··· Source document

- Date: July 20, 1996
- Venue: Ritz-Carlton Huntington Hotel and Spa, Pasadena, California

Highlights
- Program of the Year: Homicide: Life on the Street

= 12th TCA Awards =

US television awards ceremony in 1996

The 12th TCA Awards were presented by the Television Critics Association in a ceremony hosted by Heidi Swedberg. The ceremony was held on July 20, 1996, at the Ritz-Carlton Huntington Hotel and Spa in Pasadena, California.

······

### Task to carry out:
In the TCA Awards summary, copy the stretch from "The 12th TCA" through "in Pasadena, California.", renaming "ceremony" to "event" each time it occurs.

··· Data entries

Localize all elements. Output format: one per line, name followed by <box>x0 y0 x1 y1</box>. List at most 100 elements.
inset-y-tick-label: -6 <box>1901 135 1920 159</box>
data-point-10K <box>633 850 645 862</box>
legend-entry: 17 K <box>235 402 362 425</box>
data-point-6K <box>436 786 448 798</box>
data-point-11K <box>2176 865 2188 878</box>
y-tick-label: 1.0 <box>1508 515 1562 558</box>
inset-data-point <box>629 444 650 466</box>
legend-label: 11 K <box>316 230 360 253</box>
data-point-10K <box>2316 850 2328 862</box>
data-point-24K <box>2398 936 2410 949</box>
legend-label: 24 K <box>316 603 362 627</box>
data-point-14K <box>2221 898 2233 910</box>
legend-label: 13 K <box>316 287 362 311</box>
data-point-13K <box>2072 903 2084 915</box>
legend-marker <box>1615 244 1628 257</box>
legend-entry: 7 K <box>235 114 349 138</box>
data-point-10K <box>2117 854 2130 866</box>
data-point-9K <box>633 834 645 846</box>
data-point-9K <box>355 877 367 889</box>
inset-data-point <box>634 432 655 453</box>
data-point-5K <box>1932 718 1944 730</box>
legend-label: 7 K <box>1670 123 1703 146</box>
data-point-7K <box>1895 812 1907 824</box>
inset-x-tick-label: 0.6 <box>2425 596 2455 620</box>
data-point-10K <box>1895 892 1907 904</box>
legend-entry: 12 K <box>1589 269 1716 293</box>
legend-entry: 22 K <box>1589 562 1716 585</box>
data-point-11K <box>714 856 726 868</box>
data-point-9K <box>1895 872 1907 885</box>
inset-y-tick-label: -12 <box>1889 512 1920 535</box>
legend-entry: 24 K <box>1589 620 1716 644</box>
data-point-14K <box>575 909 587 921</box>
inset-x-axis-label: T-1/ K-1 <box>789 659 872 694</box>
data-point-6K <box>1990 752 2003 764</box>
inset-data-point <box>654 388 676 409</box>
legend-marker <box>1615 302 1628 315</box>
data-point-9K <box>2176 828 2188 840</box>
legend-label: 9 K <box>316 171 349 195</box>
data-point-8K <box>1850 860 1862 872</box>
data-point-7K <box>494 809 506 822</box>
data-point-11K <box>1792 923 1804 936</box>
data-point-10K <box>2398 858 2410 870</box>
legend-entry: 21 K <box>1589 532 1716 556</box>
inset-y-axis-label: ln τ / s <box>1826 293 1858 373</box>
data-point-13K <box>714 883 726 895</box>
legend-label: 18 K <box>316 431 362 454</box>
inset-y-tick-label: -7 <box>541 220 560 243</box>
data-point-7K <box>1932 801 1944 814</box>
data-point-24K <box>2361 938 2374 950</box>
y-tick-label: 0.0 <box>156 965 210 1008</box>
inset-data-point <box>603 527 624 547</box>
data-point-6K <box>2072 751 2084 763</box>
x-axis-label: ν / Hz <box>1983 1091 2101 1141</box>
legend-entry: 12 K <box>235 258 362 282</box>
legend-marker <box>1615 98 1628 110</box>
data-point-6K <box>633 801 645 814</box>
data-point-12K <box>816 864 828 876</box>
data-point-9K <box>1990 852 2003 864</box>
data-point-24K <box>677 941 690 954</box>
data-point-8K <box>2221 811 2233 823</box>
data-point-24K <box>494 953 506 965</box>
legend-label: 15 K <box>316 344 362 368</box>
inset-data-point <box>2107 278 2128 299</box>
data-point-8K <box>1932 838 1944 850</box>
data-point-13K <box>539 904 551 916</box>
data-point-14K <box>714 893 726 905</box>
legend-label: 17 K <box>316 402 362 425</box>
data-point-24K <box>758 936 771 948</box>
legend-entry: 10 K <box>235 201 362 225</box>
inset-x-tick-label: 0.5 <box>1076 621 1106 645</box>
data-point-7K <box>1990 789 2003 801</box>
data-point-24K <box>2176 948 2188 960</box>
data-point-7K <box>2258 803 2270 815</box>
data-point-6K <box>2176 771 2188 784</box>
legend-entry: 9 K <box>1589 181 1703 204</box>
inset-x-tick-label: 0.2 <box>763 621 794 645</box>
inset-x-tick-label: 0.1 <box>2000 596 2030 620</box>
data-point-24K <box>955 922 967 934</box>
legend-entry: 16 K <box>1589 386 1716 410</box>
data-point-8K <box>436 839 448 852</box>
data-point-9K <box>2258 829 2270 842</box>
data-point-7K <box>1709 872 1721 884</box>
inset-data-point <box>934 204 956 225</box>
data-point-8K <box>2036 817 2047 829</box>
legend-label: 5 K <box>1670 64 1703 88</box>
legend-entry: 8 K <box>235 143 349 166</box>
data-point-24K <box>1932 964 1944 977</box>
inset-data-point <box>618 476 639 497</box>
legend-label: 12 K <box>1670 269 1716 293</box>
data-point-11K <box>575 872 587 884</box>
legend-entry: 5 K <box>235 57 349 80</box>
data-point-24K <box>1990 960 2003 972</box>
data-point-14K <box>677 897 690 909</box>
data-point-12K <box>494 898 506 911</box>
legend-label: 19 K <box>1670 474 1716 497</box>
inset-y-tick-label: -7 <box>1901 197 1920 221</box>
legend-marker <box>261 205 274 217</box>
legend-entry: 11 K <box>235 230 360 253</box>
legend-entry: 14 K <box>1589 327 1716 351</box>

······

### Exercise answer:
The 12th TCA Awards were presented by the Television Critics Association in a event hosted by Heidi Swedberg. The event was held on July 20, 1996, at the Ritz-Carlton Huntington Hotel and Spa in Pasadena, California.